— start of Extracted entries —

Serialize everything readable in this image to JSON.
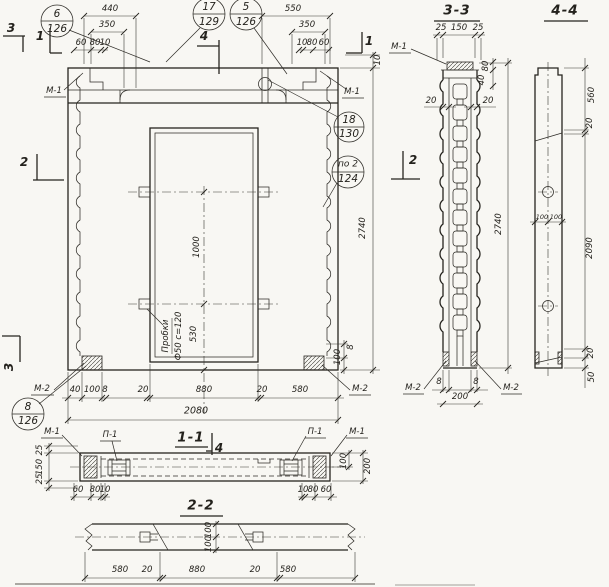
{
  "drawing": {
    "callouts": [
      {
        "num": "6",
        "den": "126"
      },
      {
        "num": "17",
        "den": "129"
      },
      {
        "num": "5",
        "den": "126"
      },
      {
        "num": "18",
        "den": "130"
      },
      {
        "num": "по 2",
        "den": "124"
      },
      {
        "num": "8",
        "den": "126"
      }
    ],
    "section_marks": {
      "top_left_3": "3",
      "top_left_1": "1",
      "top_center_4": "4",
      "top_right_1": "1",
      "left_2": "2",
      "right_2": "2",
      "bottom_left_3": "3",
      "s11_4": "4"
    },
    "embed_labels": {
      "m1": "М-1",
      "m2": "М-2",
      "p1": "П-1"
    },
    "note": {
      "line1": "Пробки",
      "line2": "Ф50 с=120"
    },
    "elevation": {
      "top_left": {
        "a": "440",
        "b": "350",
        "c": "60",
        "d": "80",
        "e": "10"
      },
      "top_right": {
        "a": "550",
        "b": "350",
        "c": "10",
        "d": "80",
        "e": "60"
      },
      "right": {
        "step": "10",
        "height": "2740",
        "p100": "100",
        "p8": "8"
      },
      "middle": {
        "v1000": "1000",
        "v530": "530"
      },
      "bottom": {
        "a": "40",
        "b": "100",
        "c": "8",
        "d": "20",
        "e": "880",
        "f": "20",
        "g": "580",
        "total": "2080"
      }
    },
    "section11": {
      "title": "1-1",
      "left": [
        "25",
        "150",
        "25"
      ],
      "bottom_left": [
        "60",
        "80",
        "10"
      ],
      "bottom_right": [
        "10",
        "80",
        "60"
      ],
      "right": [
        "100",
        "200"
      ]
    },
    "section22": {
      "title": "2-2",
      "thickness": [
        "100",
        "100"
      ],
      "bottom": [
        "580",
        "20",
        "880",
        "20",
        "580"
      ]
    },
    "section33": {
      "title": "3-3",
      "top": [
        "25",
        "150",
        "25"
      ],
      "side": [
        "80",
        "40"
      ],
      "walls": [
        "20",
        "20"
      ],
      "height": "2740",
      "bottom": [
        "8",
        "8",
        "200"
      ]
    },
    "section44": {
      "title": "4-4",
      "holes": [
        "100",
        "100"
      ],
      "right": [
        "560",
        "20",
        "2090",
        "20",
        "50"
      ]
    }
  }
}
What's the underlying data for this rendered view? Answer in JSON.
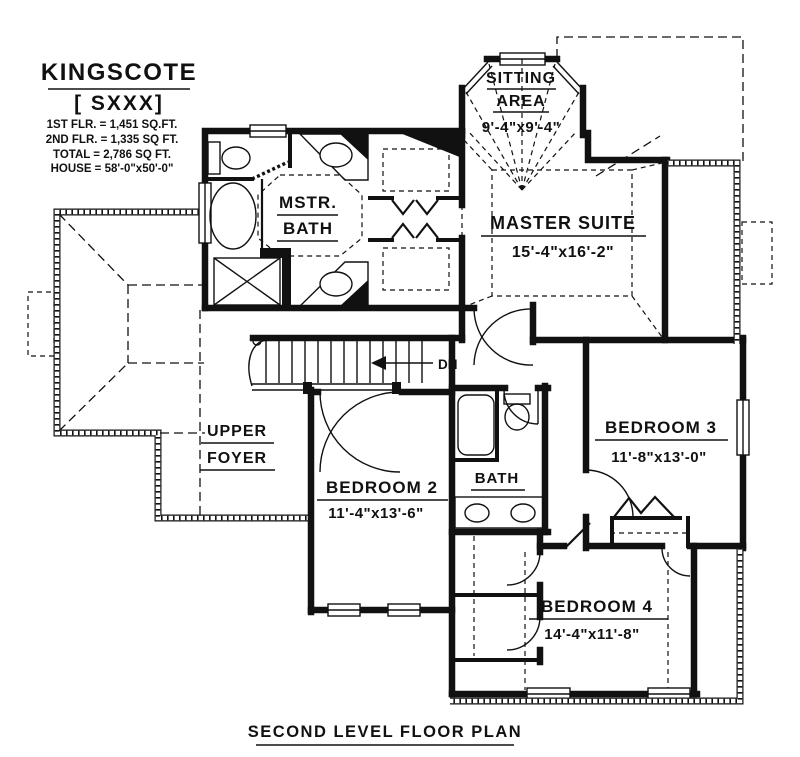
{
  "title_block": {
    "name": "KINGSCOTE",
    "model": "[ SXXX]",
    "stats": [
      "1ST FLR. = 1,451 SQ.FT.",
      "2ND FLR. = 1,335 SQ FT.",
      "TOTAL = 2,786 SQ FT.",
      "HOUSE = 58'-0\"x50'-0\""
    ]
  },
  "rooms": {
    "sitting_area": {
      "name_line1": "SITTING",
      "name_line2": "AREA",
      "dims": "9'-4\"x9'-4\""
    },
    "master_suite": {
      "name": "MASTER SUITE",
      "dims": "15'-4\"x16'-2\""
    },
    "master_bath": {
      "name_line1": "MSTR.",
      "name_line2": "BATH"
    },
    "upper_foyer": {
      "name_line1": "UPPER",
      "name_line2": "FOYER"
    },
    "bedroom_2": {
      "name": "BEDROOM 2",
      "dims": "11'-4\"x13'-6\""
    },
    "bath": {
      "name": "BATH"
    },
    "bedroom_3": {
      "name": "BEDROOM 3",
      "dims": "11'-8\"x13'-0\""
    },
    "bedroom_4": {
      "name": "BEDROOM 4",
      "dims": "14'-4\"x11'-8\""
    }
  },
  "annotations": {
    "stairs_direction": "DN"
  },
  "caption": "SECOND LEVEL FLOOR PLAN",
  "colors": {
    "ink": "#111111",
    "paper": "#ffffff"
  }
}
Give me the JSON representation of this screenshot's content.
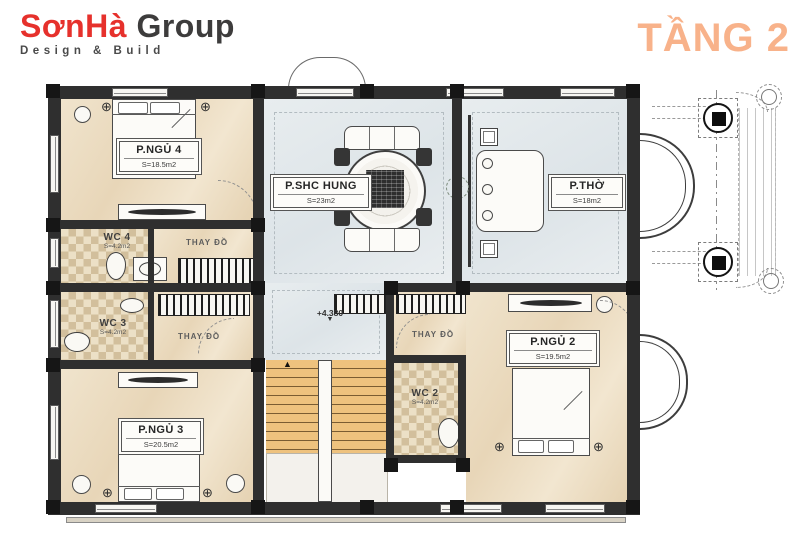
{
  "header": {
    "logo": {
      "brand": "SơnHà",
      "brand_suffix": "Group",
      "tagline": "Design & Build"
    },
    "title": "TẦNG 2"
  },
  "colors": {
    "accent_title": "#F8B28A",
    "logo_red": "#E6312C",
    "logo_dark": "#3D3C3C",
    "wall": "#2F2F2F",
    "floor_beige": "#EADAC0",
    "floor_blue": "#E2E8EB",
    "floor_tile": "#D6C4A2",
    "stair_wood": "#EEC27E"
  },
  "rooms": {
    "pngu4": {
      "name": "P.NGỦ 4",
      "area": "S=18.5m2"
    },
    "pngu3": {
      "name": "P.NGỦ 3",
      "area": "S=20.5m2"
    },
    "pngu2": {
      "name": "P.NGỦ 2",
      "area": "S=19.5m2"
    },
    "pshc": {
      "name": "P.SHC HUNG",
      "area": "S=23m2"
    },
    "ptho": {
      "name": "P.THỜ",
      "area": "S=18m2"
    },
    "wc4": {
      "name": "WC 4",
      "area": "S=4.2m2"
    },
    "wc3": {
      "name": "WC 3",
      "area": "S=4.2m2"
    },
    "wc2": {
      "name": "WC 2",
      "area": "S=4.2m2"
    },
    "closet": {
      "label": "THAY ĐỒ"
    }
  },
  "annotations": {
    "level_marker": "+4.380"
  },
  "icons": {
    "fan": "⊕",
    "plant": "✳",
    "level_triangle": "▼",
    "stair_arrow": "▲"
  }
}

— end of Extracted entries —

What you will do
Set down the material above as is, without any pictures.

Output for this exercise
Serialize everything readable in this image to JSON.
{
  "drawing": {
    "callouts": [
      {
        "num": "6",
        "den": "126"
      },
      {
        "num": "17",
        "den": "129"
      },
      {
        "num": "5",
        "den": "126"
      },
      {
        "num": "18",
        "den": "130"
      },
      {
        "num": "по 2",
        "den": "124"
      },
      {
        "num": "8",
        "den": "126"
      }
    ],
    "section_marks": {
      "top_left_3": "3",
      "top_left_1": "1",
      "top_center_4": "4",
      "top_right_1": "1",
      "left_2": "2",
      "right_2": "2",
      "bottom_left_3": "3",
      "s11_4": "4"
    },
    "embed_labels": {
      "m1": "М-1",
      "m2": "М-2",
      "p1": "П-1"
    },
    "note": {
      "line1": "Пробки",
      "line2": "Ф50 с=120"
    },
    "elevation": {
      "top_left": {
        "a": "440",
        "b": "350",
        "c": "60",
        "d": "80",
        "e": "10"
      },
      "top_right": {
        "a": "550",
        "b": "350",
        "c": "10",
        "d": "80",
        "e": "60"
      },
      "right": {
        "step": "10",
        "height": "2740",
        "p100": "100",
        "p8": "8"
      },
      "middle": {
        "v1000": "1000",
        "v530": "530"
      },
      "bottom": {
        "a": "40",
        "b": "100",
        "c": "8",
        "d": "20",
        "e": "880",
        "f": "20",
        "g": "580",
        "total": "2080"
      }
    },
    "section11": {
      "title": "1-1",
      "left": [
        "25",
        "150",
        "25"
      ],
      "bottom_left": [
        "60",
        "80",
        "10"
      ],
      "bottom_right": [
        "10",
        "80",
        "60"
      ],
      "right": [
        "100",
        "200"
      ]
    },
    "section22": {
      "title": "2-2",
      "thickness": [
        "100",
        "100"
      ],
      "bottom": [
        "580",
        "20",
        "880",
        "20",
        "580"
      ]
    },
    "section33": {
      "title": "3-3",
      "top": [
        "25",
        "150",
        "25"
      ],
      "side": [
        "80",
        "40"
      ],
      "walls": [
        "20",
        "20"
      ],
      "height": "2740",
      "bottom": [
        "8",
        "8",
        "200"
      ]
    },
    "section44": {
      "title": "4-4",
      "holes": [
        "100",
        "100"
      ],
      "right": [
        "560",
        "20",
        "2090",
        "20",
        "50"
      ]
    }
  }
}
What's the underlying data for this rendered view? Answer in JSON.
{
  "title_block": {
    "name": "KINGSCOTE",
    "model": "[ SXXX]",
    "stats": [
      "1ST FLR. = 1,451 SQ.FT.",
      "2ND FLR. = 1,335 SQ FT.",
      "TOTAL = 2,786 SQ FT.",
      "HOUSE = 58'-0\"x50'-0\""
    ]
  },
  "rooms": {
    "sitting_area": {
      "name_line1": "SITTING",
      "name_line2": "AREA",
      "dims": "9'-4\"x9'-4\""
    },
    "master_suite": {
      "name": "MASTER SUITE",
      "dims": "15'-4\"x16'-2\""
    },
    "master_bath": {
      "name_line1": "MSTR.",
      "name_line2": "BATH"
    },
    "upper_foyer": {
      "name_line1": "UPPER",
      "name_line2": "FOYER"
    },
    "bedroom_2": {
      "name": "BEDROOM 2",
      "dims": "11'-4\"x13'-6\""
    },
    "bath": {
      "name": "BATH"
    },
    "bedroom_3": {
      "name": "BEDROOM 3",
      "dims": "11'-8\"x13'-0\""
    },
    "bedroom_4": {
      "name": "BEDROOM 4",
      "dims": "14'-4\"x11'-8\""
    }
  },
  "annotations": {
    "stairs_direction": "DN"
  },
  "caption": "SECOND LEVEL FLOOR PLAN",
  "colors": {
    "ink": "#111111",
    "paper": "#ffffff"
  }
}
Give me the JSON representation of this screenshot's content.
{
  "header": {
    "logo": {
      "brand": "SơnHà",
      "brand_suffix": "Group",
      "tagline": "Design & Build"
    },
    "title": "TẦNG 2"
  },
  "colors": {
    "accent_title": "#F8B28A",
    "logo_red": "#E6312C",
    "logo_dark": "#3D3C3C",
    "wall": "#2F2F2F",
    "floor_beige": "#EADAC0",
    "floor_blue": "#E2E8EB",
    "floor_tile": "#D6C4A2",
    "stair_wood": "#EEC27E"
  },
  "rooms": {
    "pngu4": {
      "name": "P.NGỦ 4",
      "area": "S=18.5m2"
    },
    "pngu3": {
      "name": "P.NGỦ 3",
      "area": "S=20.5m2"
    },
    "pngu2": {
      "name": "P.NGỦ 2",
      "area": "S=19.5m2"
    },
    "pshc": {
      "name": "P.SHC HUNG",
      "area": "S=23m2"
    },
    "ptho": {
      "name": "P.THỜ",
      "area": "S=18m2"
    },
    "wc4": {
      "name": "WC 4",
      "area": "S=4.2m2"
    },
    "wc3": {
      "name": "WC 3",
      "area": "S=4.2m2"
    },
    "wc2": {
      "name": "WC 2",
      "area": "S=4.2m2"
    },
    "closet": {
      "label": "THAY ĐỒ"
    }
  },
  "annotations": {
    "level_marker": "+4.380"
  },
  "icons": {
    "fan": "⊕",
    "plant": "✳",
    "level_triangle": "▼",
    "stair_arrow": "▲"
  }
}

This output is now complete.